What is asked
Review the lines that follow and copy each one that contains the word "Patient".
##### Records to use #####
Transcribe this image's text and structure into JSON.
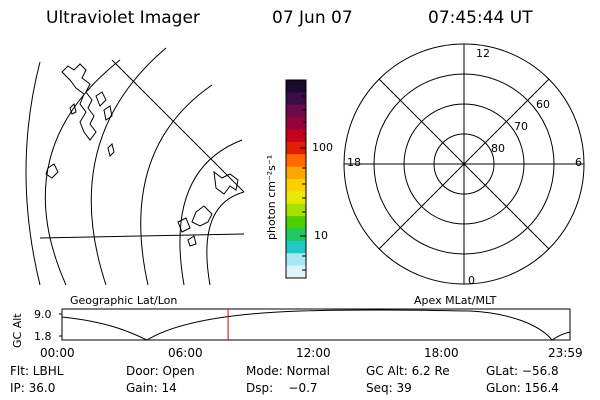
{
  "header": {
    "instrument": "Ultraviolet Imager",
    "date": "07 Jun 07",
    "time": "07:45:44 UT"
  },
  "colorbar": {
    "unit_label": "photon cm⁻²s⁻¹",
    "ticks": [
      "100",
      "10"
    ],
    "colors": [
      "#1a0a2e",
      "#3c0c48",
      "#6a0a4a",
      "#98003a",
      "#c8001e",
      "#e02000",
      "#ff6a00",
      "#ffa500",
      "#ffd000",
      "#e8e800",
      "#a8e000",
      "#48d000",
      "#20c860",
      "#20c8c8",
      "#a8e8f0",
      "#dff4f8"
    ]
  },
  "polar_plot": {
    "mlt_labels": [
      "12",
      "18",
      "6",
      "0"
    ],
    "mlat_labels": [
      "60",
      "70",
      "80"
    ]
  },
  "labels": {
    "geo_title": "Geographic Lat/Lon",
    "apex_title": "Apex MLat/MLT",
    "axis_label": "GC Alt",
    "ytick_top": "9.0",
    "ytick_bottom": "1.8"
  },
  "timeline": {
    "ticks": [
      "00:00",
      "06:00",
      "12:00",
      "18:00",
      "23:59"
    ],
    "current_time_fraction": 0.327,
    "marker_color": "#e00000"
  },
  "info": {
    "filter": "Flt: LBHL",
    "door": "Door: Open",
    "mode": "Mode: Normal",
    "gc_alt": "GC Alt: 6.2 Re",
    "glat": "GLat: −56.8",
    "ip": "IP: 36.0",
    "gain": "Gain: 14",
    "dsp": "Dsp:    −0.7",
    "seq": "Seq: 39",
    "glon": "GLon: 156.4"
  }
}
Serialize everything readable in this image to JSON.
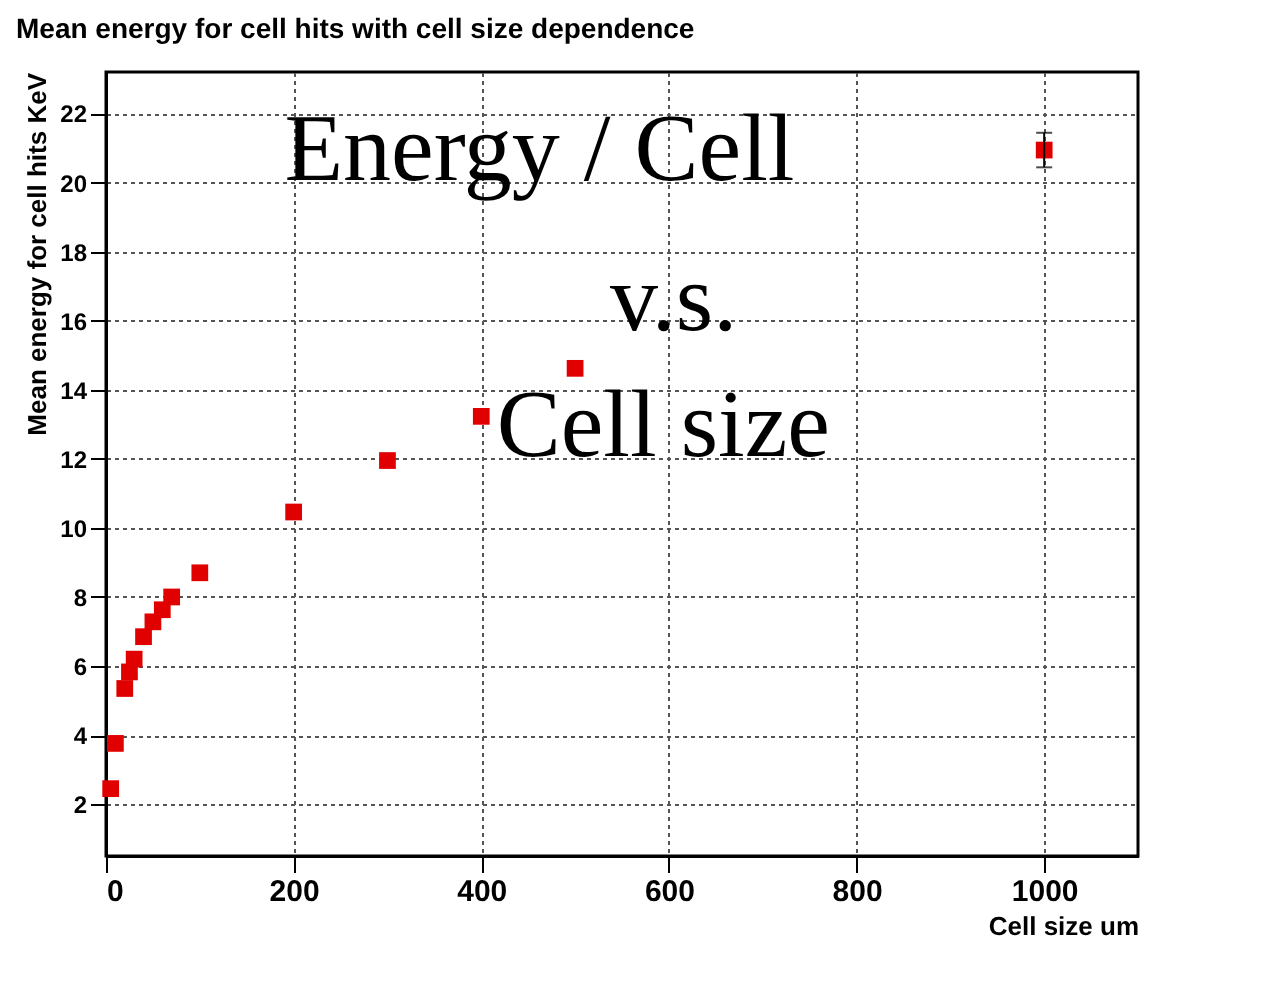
{
  "chart_data": {
    "type": "scatter",
    "title": "Mean energy for cell hits with cell size dependence",
    "xlabel": "Cell size  um",
    "ylabel": "Mean energy for cell hits  KeV",
    "x": [
      5,
      10,
      20,
      25,
      30,
      40,
      50,
      60,
      70,
      100,
      200,
      300,
      400,
      500,
      1000
    ],
    "series": [
      {
        "color": "#e00000",
        "values": [
          2.45,
          3.76,
          5.35,
          5.83,
          6.2,
          6.85,
          7.28,
          7.63,
          8.0,
          8.7,
          10.46,
          11.95,
          13.23,
          14.62,
          20.94
        ],
        "errors": [
          null,
          null,
          null,
          null,
          null,
          null,
          null,
          null,
          null,
          null,
          null,
          null,
          null,
          null,
          0.5
        ]
      }
    ],
    "xlim": [
      0,
      1100
    ],
    "xticks": [
      0,
      200,
      400,
      600,
      800,
      1000
    ],
    "ylim": [
      0.5,
      23.2
    ],
    "yticks": [
      2,
      4,
      6,
      8,
      10,
      12,
      14,
      16,
      18,
      20,
      22
    ],
    "grid": true,
    "marker": "square",
    "annotations": [
      "Energy / Cell",
      "v.s.",
      "Cell size"
    ]
  }
}
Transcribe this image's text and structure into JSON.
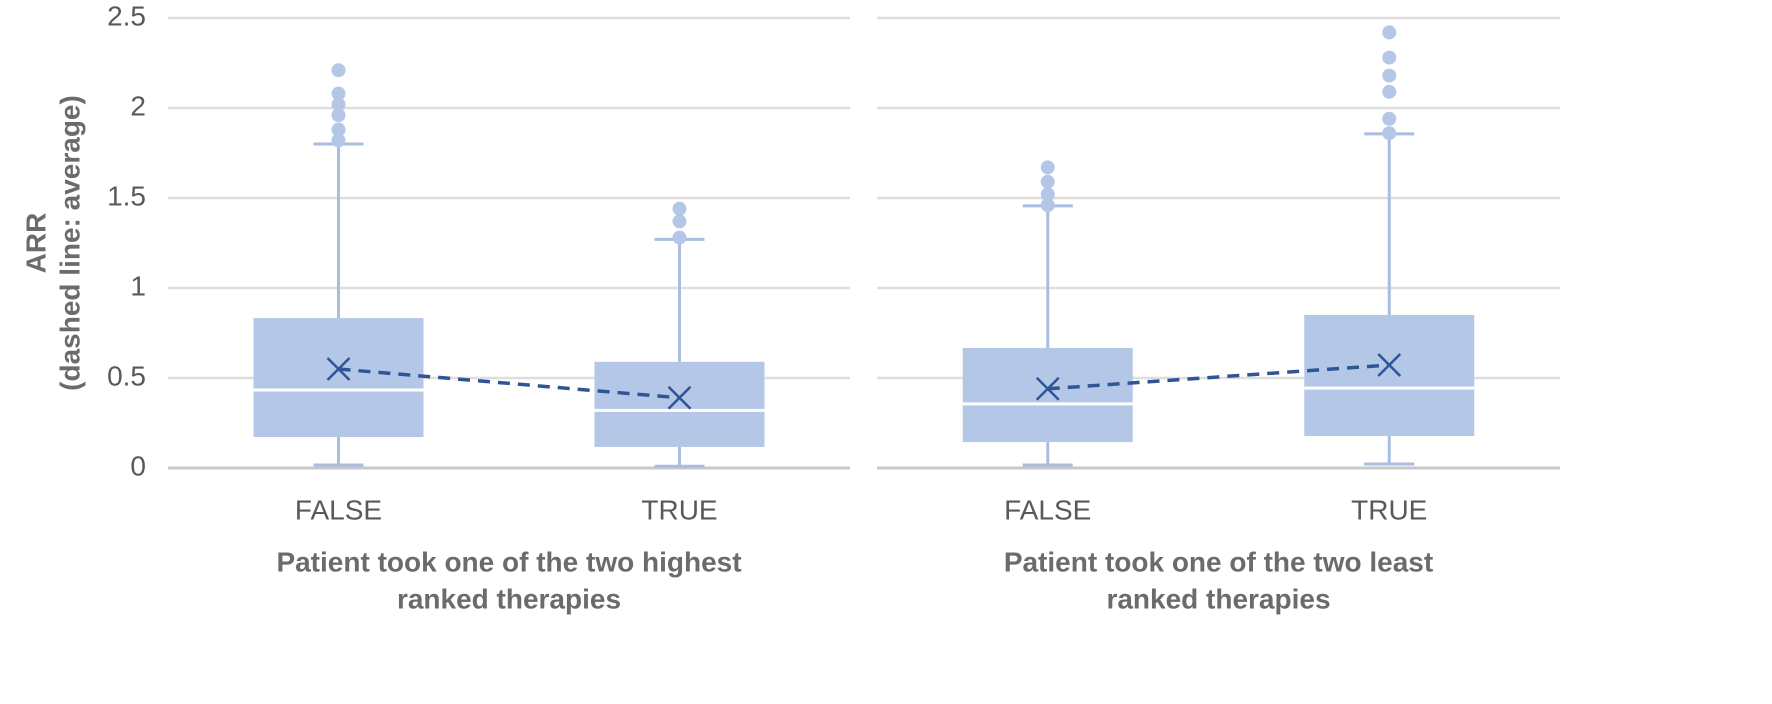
{
  "chart_data": [
    {
      "type": "box",
      "ylabel": [
        "ARR",
        "(dashed line: average)"
      ],
      "xlabel": [
        "Patient took one of the two highest",
        "ranked therapies"
      ],
      "categories": [
        "FALSE",
        "TRUE"
      ],
      "ylim": [
        0,
        2.5
      ],
      "yticks": [
        0,
        0.5,
        1,
        1.5,
        2,
        2.5
      ],
      "ytick_labels": true,
      "grid": true,
      "color": "#b4c7e7",
      "mean_color": "#2f5597",
      "boxes": [
        {
          "whislo": 0.017,
          "q1": 0.172,
          "med": 0.433,
          "q3": 0.833,
          "whishi": 1.8,
          "mean": 0.55,
          "fliers": [
            2.21,
            2.08,
            2.02,
            1.96,
            1.88,
            1.82
          ]
        },
        {
          "whislo": 0.01,
          "q1": 0.117,
          "med": 0.32,
          "q3": 0.59,
          "whishi": 1.27,
          "mean": 0.39,
          "fliers": [
            1.44,
            1.37,
            1.28
          ]
        }
      ]
    },
    {
      "type": "box",
      "xlabel": [
        "Patient took one of the two least",
        "ranked therapies"
      ],
      "categories": [
        "FALSE",
        "TRUE"
      ],
      "ylim": [
        0,
        2.5
      ],
      "yticks": [
        0,
        0.5,
        1,
        1.5,
        2,
        2.5
      ],
      "ytick_labels": false,
      "grid": true,
      "color": "#b4c7e7",
      "mean_color": "#2f5597",
      "boxes": [
        {
          "whislo": 0.017,
          "q1": 0.144,
          "med": 0.356,
          "q3": 0.667,
          "whishi": 1.456,
          "mean": 0.44,
          "fliers": [
            1.67,
            1.59,
            1.52,
            1.46
          ]
        },
        {
          "whislo": 0.022,
          "q1": 0.178,
          "med": 0.444,
          "q3": 0.85,
          "whishi": 1.856,
          "mean": 0.572,
          "fliers": [
            2.42,
            2.28,
            2.18,
            2.09,
            1.94,
            1.86
          ]
        }
      ]
    }
  ]
}
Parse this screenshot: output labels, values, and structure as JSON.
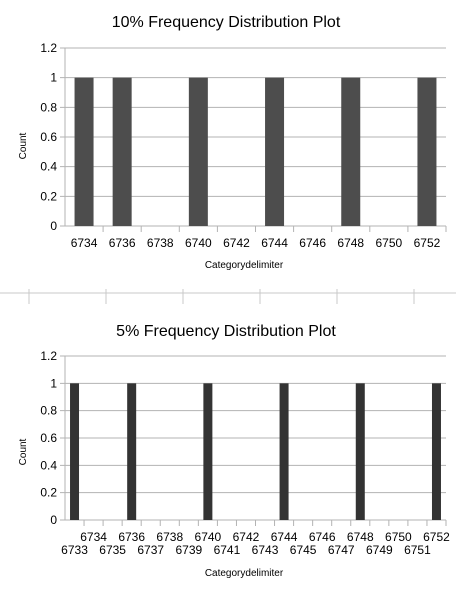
{
  "chart_data": [
    {
      "type": "bar",
      "title": "10% Frequency Distribution Plot",
      "xlabel": "Categorydelimiter",
      "ylabel": "Count",
      "ylim": [
        0,
        1.2
      ],
      "yticks": [
        "0",
        "0.2",
        "0.4",
        "0.6",
        "0.8",
        "1",
        "1.2"
      ],
      "categories": [
        "6734",
        "6736",
        "6738",
        "6740",
        "6742",
        "6744",
        "6746",
        "6748",
        "6750",
        "6752"
      ],
      "values": [
        1,
        1,
        0,
        1,
        0,
        1,
        0,
        1,
        0,
        1
      ],
      "bar_color": "#4d4d4d",
      "grid": true
    },
    {
      "type": "bar",
      "title": "5% Frequency Distribution Plot",
      "xlabel": "Categorydelimiter",
      "ylabel": "Count",
      "ylim": [
        0,
        1.2
      ],
      "yticks": [
        "0",
        "0.2",
        "0.4",
        "0.6",
        "0.8",
        "1",
        "1.2"
      ],
      "categories": [
        "6733",
        "6734",
        "6735",
        "6736",
        "6737",
        "6738",
        "6739",
        "6740",
        "6741",
        "6742",
        "6743",
        "6744",
        "6745",
        "6746",
        "6747",
        "6748",
        "6749",
        "6750",
        "6751",
        "6752"
      ],
      "values": [
        1,
        0,
        0,
        1,
        0,
        0,
        0,
        1,
        0,
        0,
        0,
        1,
        0,
        0,
        0,
        1,
        0,
        0,
        0,
        1
      ],
      "bar_color": "#333333",
      "grid": true
    }
  ]
}
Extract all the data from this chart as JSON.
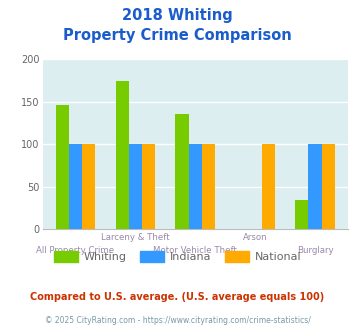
{
  "title_line1": "2018 Whiting",
  "title_line2": "Property Crime Comparison",
  "whiting": [
    146,
    174,
    136,
    0,
    35
  ],
  "indiana": [
    100,
    100,
    100,
    0,
    100
  ],
  "national": [
    100,
    100,
    100,
    100,
    100
  ],
  "whiting_color": "#77cc00",
  "indiana_color": "#3399ff",
  "national_color": "#ffaa00",
  "ylim": [
    0,
    200
  ],
  "yticks": [
    0,
    50,
    100,
    150,
    200
  ],
  "bg_color": "#ddeef0",
  "fig_bg": "#ffffff",
  "title_color": "#1a5ccc",
  "label_color": "#9988aa",
  "footnote1": "Compared to U.S. average. (U.S. average equals 100)",
  "footnote2": "© 2025 CityRating.com - https://www.cityrating.com/crime-statistics/",
  "footnote1_color": "#cc3300",
  "footnote2_color": "#7799aa",
  "legend_labels": [
    "Whiting",
    "Indiana",
    "National"
  ],
  "legend_text_color": "#666666",
  "bar_width": 0.22,
  "line1_labels": [
    "",
    "Larceny & Theft",
    "",
    "Arson",
    ""
  ],
  "line2_labels": [
    "All Property Crime",
    "",
    "Motor Vehicle Theft",
    "",
    "Burglary"
  ]
}
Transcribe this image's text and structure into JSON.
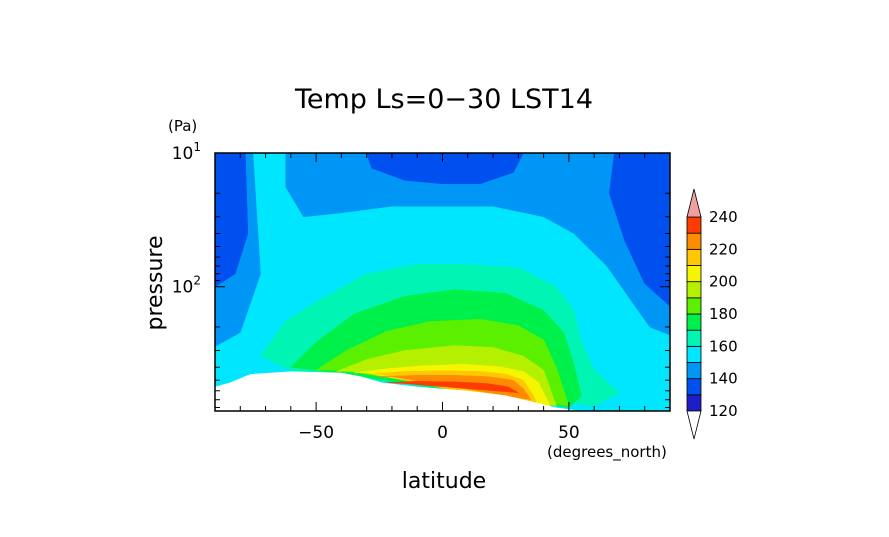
{
  "chart_data": {
    "type": "heatmap",
    "title": "Temp Ls=0−30 LST14",
    "xlabel": "latitude",
    "ylabel": "pressure",
    "x_units": "(degrees_north)",
    "y_units": "(Pa)",
    "xlim": [
      -90,
      90
    ],
    "ylim": [
      10,
      850
    ],
    "y_scale": "log",
    "y_reversed": true,
    "x_ticks": [
      -50,
      0,
      50
    ],
    "x_tick_labels": [
      "−50",
      "0",
      "50"
    ],
    "y_ticks": [
      {
        "value": 10,
        "base": "10",
        "exp": "1"
      },
      {
        "value": 100,
        "base": "10",
        "exp": "2"
      }
    ],
    "colorbar": {
      "levels": [
        110,
        120,
        130,
        140,
        150,
        160,
        170,
        180,
        190,
        200,
        210,
        220,
        230,
        240,
        250
      ],
      "labels": [
        "120",
        "140",
        "160",
        "180",
        "200",
        "220",
        "240"
      ],
      "colors": [
        "#9400d3",
        "#1e1ec8",
        "#0050f0",
        "#0096f5",
        "#00e6ff",
        "#00f5b4",
        "#00f04b",
        "#5af000",
        "#b4f000",
        "#f5f500",
        "#ffc800",
        "#ff8c00",
        "#ff3c00",
        "#f0a0a0"
      ],
      "extend": "both"
    },
    "missing_region": "white area near the surface (high pressure) where data is undefined",
    "contour_bands": [
      {
        "color": "#00e6ff",
        "points": [
          [
            -90,
            10
          ],
          [
            -72,
            10
          ],
          [
            -70,
            20
          ],
          [
            -68,
            70
          ],
          [
            -70,
            220
          ],
          [
            -90,
            320
          ]
        ]
      },
      {
        "color": "#0096f5",
        "points": [
          [
            -90,
            10
          ],
          [
            -75,
            10
          ],
          [
            -72,
            80
          ],
          [
            -80,
            220
          ],
          [
            -90,
            280
          ]
        ]
      },
      {
        "color": "#0050f0",
        "points": [
          [
            -90,
            10
          ],
          [
            -78,
            10
          ],
          [
            -77,
            40
          ],
          [
            -82,
            80
          ],
          [
            -90,
            100
          ]
        ]
      },
      {
        "color": "#0096f5",
        "points": [
          [
            -62,
            10
          ],
          [
            90,
            10
          ],
          [
            90,
            230
          ],
          [
            82,
            200
          ],
          [
            75,
            130
          ],
          [
            65,
            70
          ],
          [
            52,
            40
          ],
          [
            40,
            30
          ],
          [
            20,
            25
          ],
          [
            0,
            25
          ],
          [
            -20,
            25
          ],
          [
            -40,
            28
          ],
          [
            -55,
            30
          ],
          [
            -62,
            18
          ]
        ]
      },
      {
        "color": "#0050f0",
        "points": [
          [
            -30,
            10
          ],
          [
            32,
            10
          ],
          [
            28,
            14
          ],
          [
            15,
            17
          ],
          [
            0,
            17
          ],
          [
            -15,
            16
          ],
          [
            -28,
            13
          ]
        ]
      },
      {
        "color": "#0050f0",
        "points": [
          [
            68,
            10
          ],
          [
            90,
            10
          ],
          [
            90,
            140
          ],
          [
            80,
            95
          ],
          [
            72,
            45
          ],
          [
            66,
            20
          ]
        ]
      },
      {
        "color": "#00f5b4",
        "points": [
          [
            -72,
            330
          ],
          [
            -62,
            180
          ],
          [
            -50,
            130
          ],
          [
            -30,
            80
          ],
          [
            -10,
            68
          ],
          [
            10,
            68
          ],
          [
            30,
            72
          ],
          [
            45,
            100
          ],
          [
            52,
            150
          ],
          [
            55,
            260
          ],
          [
            60,
            420
          ],
          [
            70,
            620
          ],
          [
            60,
            780
          ],
          [
            -60,
            420
          ]
        ]
      },
      {
        "color": "#00f04b",
        "points": [
          [
            -60,
            400
          ],
          [
            -50,
            260
          ],
          [
            -35,
            160
          ],
          [
            -15,
            118
          ],
          [
            5,
            105
          ],
          [
            25,
            112
          ],
          [
            40,
            150
          ],
          [
            48,
            220
          ],
          [
            52,
            380
          ],
          [
            55,
            660
          ],
          [
            50,
            800
          ],
          [
            -50,
            420
          ]
        ]
      },
      {
        "color": "#5af000",
        "points": [
          [
            -50,
            420
          ],
          [
            -38,
            300
          ],
          [
            -22,
            215
          ],
          [
            -5,
            182
          ],
          [
            15,
            175
          ],
          [
            30,
            195
          ],
          [
            40,
            250
          ],
          [
            45,
            400
          ],
          [
            50,
            780
          ],
          [
            -40,
            420
          ]
        ]
      },
      {
        "color": "#b4f000",
        "points": [
          [
            -42,
            430
          ],
          [
            -30,
            350
          ],
          [
            -15,
            300
          ],
          [
            5,
            275
          ],
          [
            20,
            285
          ],
          [
            32,
            330
          ],
          [
            40,
            420
          ],
          [
            45,
            780
          ],
          [
            -35,
            430
          ]
        ]
      },
      {
        "color": "#f5f500",
        "points": [
          [
            -35,
            440
          ],
          [
            -22,
            410
          ],
          [
            -8,
            390
          ],
          [
            8,
            380
          ],
          [
            22,
            395
          ],
          [
            32,
            430
          ],
          [
            38,
            520
          ],
          [
            43,
            800
          ],
          [
            -30,
            440
          ]
        ]
      },
      {
        "color": "#ffc800",
        "points": [
          [
            -28,
            450
          ],
          [
            -15,
            430
          ],
          [
            0,
            425
          ],
          [
            15,
            430
          ],
          [
            25,
            450
          ],
          [
            32,
            500
          ],
          [
            36,
            650
          ],
          [
            38,
            820
          ],
          [
            -25,
            450
          ]
        ]
      },
      {
        "color": "#ff8c00",
        "points": [
          [
            -26,
            470
          ],
          [
            -10,
            460
          ],
          [
            5,
            460
          ],
          [
            18,
            470
          ],
          [
            28,
            500
          ],
          [
            32,
            580
          ],
          [
            35,
            700
          ],
          [
            -20,
            470
          ]
        ]
      },
      {
        "color": "#ff3c00",
        "points": [
          [
            -22,
            520
          ],
          [
            -10,
            510
          ],
          [
            5,
            515
          ],
          [
            18,
            530
          ],
          [
            26,
            560
          ],
          [
            30,
            620
          ],
          [
            -15,
            530
          ]
        ]
      }
    ]
  }
}
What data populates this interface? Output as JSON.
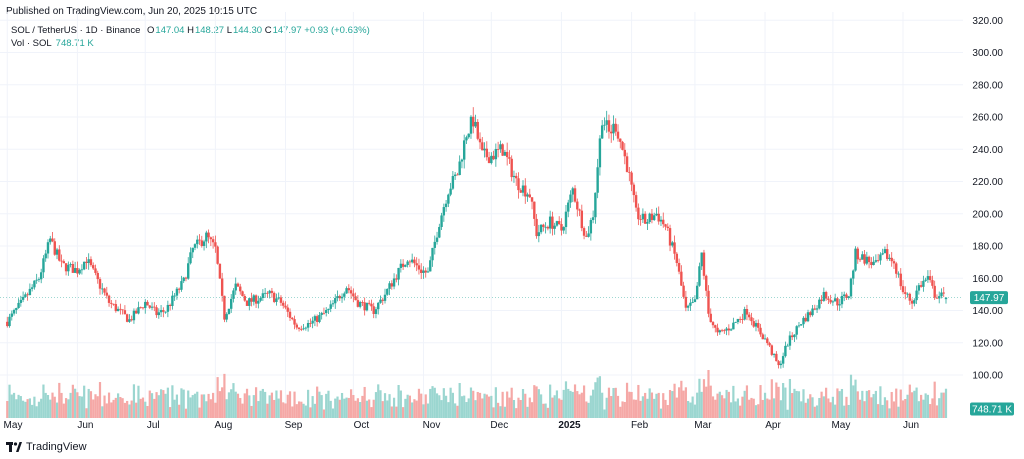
#####
Task response
        "Patient took one of the two highest",
        "Patient took one of the two least",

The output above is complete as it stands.